[start]

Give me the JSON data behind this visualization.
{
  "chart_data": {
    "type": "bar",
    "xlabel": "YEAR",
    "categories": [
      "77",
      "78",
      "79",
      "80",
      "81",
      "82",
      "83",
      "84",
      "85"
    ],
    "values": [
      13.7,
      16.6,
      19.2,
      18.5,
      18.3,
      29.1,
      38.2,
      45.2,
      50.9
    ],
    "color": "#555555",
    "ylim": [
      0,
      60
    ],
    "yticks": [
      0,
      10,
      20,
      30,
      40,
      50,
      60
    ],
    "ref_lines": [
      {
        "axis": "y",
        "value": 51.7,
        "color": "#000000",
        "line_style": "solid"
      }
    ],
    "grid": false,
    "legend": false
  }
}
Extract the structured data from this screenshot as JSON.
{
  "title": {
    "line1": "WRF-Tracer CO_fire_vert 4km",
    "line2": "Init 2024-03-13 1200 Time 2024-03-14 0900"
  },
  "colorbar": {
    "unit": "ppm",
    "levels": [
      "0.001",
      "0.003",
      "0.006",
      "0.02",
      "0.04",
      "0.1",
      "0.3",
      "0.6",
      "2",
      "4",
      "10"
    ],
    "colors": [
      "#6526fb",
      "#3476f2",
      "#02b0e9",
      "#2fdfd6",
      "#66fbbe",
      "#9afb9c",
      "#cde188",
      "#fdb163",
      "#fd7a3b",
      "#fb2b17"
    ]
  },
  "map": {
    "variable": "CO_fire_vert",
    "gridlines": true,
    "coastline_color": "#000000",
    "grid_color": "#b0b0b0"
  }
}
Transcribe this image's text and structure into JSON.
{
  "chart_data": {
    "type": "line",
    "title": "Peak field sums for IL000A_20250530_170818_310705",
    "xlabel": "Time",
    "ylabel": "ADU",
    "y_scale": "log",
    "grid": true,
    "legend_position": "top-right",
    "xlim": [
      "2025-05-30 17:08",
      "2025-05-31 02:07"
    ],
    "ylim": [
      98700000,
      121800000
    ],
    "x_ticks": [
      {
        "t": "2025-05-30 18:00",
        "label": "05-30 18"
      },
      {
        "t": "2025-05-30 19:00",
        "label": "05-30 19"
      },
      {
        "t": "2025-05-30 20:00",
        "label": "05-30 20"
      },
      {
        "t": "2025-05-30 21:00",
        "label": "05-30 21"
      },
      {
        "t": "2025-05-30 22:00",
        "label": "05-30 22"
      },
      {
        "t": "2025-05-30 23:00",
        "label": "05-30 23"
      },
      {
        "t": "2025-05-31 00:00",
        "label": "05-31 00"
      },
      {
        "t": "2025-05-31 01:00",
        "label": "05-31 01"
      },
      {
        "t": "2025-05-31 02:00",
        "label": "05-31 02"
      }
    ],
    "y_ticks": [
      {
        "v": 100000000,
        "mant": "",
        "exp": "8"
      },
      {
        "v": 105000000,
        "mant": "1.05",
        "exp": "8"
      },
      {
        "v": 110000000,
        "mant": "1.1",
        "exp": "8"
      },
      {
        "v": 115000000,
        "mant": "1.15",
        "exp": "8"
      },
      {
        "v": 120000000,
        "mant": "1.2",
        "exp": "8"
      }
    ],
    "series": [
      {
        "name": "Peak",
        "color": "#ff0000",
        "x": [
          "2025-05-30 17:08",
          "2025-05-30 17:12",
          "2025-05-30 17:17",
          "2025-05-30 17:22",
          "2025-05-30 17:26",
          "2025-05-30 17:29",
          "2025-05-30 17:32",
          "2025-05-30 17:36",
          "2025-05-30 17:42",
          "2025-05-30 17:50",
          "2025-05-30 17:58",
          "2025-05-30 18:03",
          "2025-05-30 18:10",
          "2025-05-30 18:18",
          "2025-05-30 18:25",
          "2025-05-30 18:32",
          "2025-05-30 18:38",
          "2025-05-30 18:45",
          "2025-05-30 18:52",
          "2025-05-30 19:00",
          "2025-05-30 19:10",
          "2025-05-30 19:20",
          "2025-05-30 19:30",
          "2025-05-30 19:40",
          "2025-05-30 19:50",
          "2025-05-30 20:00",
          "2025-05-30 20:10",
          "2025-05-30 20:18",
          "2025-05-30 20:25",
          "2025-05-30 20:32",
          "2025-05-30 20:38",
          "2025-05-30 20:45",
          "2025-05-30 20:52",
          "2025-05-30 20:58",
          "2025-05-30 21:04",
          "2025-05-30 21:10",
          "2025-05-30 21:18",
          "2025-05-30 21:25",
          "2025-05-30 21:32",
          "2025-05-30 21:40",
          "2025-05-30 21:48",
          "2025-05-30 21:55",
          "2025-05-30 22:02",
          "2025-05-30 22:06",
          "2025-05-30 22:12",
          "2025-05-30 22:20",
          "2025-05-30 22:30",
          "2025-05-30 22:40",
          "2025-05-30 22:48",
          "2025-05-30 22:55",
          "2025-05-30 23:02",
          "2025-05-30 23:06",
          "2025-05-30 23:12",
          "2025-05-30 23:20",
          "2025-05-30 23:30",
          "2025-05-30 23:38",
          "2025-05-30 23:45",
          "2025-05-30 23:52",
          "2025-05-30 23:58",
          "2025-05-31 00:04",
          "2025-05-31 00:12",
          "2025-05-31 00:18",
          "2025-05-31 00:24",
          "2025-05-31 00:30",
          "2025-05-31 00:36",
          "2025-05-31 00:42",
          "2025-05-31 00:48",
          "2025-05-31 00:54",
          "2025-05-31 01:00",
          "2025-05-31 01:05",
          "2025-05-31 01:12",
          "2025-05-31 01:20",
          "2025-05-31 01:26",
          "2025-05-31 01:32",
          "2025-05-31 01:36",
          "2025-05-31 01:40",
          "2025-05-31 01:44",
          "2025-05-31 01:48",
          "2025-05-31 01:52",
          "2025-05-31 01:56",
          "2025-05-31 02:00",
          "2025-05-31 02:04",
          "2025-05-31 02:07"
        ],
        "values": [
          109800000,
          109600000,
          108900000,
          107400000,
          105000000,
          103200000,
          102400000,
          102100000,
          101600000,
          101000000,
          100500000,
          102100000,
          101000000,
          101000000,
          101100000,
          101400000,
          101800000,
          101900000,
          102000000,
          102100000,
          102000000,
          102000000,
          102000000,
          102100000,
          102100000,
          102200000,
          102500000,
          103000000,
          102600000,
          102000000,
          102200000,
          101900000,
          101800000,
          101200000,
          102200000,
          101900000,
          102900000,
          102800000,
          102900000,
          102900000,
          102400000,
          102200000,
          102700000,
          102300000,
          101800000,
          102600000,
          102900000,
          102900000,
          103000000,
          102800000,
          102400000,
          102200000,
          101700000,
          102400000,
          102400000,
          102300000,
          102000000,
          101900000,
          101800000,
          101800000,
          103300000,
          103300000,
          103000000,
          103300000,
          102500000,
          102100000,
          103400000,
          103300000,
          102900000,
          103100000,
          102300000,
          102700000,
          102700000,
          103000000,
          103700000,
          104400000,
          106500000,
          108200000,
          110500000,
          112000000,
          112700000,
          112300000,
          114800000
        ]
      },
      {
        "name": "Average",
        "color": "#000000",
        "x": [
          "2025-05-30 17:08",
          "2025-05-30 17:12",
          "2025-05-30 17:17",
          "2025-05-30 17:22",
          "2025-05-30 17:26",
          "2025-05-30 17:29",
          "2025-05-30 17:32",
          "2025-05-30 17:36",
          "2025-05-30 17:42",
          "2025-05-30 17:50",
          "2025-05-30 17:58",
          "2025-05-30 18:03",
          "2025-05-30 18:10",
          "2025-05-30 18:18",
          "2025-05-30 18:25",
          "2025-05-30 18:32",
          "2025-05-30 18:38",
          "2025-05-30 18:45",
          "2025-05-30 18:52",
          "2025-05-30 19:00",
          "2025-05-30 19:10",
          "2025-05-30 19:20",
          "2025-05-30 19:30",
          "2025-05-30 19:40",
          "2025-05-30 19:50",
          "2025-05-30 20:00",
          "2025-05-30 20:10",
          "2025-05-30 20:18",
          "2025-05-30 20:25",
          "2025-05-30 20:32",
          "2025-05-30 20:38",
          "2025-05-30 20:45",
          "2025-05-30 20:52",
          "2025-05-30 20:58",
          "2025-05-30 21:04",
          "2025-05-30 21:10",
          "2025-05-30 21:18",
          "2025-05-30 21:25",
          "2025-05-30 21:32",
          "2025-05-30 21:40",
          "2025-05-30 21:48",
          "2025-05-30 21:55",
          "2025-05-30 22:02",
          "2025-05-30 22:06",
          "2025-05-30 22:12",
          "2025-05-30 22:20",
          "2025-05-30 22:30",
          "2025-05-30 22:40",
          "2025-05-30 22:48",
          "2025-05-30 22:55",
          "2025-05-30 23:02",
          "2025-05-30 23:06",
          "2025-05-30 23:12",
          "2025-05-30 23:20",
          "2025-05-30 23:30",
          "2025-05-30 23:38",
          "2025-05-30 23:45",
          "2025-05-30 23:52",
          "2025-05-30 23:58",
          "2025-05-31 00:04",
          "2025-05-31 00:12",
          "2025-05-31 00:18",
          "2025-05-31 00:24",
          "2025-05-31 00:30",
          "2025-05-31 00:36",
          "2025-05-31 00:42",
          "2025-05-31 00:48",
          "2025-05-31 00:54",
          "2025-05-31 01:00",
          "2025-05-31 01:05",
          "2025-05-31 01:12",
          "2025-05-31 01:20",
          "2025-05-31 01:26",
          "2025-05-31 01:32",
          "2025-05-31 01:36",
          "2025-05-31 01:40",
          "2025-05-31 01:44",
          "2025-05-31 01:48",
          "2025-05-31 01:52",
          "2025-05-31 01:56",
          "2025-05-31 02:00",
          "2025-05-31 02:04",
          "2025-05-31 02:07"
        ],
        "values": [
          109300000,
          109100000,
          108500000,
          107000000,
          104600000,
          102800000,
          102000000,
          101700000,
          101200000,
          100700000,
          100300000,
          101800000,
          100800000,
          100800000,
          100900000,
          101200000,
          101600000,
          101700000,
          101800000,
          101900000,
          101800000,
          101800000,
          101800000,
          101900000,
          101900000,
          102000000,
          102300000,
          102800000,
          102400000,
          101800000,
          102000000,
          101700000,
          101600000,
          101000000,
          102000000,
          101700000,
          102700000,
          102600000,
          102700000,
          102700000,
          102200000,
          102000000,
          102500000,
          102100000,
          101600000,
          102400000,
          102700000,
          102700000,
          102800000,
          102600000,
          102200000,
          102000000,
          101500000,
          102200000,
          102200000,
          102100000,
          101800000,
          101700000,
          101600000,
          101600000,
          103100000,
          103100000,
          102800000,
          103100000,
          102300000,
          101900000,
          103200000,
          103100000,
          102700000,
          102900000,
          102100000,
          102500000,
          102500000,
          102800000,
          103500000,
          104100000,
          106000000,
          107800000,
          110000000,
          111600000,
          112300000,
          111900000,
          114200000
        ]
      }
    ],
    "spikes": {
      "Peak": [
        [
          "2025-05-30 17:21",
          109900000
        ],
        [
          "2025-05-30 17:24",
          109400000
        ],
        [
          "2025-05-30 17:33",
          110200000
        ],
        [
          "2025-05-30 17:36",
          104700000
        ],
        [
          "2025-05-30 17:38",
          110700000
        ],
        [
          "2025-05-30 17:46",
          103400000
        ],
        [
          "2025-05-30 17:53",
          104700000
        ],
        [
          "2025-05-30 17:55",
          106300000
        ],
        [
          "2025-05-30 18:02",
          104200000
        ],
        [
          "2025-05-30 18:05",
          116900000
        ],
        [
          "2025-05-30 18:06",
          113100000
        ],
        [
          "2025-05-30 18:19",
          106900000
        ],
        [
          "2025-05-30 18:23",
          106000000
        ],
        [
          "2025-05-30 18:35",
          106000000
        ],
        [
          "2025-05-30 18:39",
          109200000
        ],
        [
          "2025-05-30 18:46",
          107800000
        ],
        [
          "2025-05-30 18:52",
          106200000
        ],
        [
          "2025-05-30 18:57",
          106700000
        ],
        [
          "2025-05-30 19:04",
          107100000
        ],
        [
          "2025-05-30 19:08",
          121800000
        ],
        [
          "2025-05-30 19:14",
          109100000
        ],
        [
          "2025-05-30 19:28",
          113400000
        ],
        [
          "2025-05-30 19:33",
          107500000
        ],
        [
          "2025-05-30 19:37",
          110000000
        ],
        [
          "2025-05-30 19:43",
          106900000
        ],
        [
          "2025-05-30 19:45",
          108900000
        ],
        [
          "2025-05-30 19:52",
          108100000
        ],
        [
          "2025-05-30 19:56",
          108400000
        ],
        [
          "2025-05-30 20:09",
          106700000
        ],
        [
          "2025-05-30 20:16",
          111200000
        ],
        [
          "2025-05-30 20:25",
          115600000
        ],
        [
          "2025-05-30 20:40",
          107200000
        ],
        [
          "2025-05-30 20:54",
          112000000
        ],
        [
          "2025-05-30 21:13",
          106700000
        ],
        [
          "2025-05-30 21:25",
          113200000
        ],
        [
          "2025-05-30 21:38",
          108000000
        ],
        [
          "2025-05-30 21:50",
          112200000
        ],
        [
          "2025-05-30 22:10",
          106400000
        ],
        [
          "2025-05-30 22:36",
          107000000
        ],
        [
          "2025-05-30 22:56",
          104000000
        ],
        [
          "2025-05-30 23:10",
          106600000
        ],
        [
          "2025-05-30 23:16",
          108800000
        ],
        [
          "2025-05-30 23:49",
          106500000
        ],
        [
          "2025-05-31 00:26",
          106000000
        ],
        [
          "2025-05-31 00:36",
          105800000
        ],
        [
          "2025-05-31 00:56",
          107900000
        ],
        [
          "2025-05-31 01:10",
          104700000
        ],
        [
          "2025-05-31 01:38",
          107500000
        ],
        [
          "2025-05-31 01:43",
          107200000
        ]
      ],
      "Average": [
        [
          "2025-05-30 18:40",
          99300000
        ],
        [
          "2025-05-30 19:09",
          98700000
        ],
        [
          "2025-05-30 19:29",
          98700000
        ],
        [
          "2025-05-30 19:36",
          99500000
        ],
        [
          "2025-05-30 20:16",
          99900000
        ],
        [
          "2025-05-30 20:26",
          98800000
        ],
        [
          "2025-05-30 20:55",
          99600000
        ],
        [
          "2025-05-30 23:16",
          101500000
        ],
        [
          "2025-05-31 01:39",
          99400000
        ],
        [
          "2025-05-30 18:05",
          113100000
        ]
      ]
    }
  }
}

[end]

Look through the records and count each line that holds "this". Write only the total.

3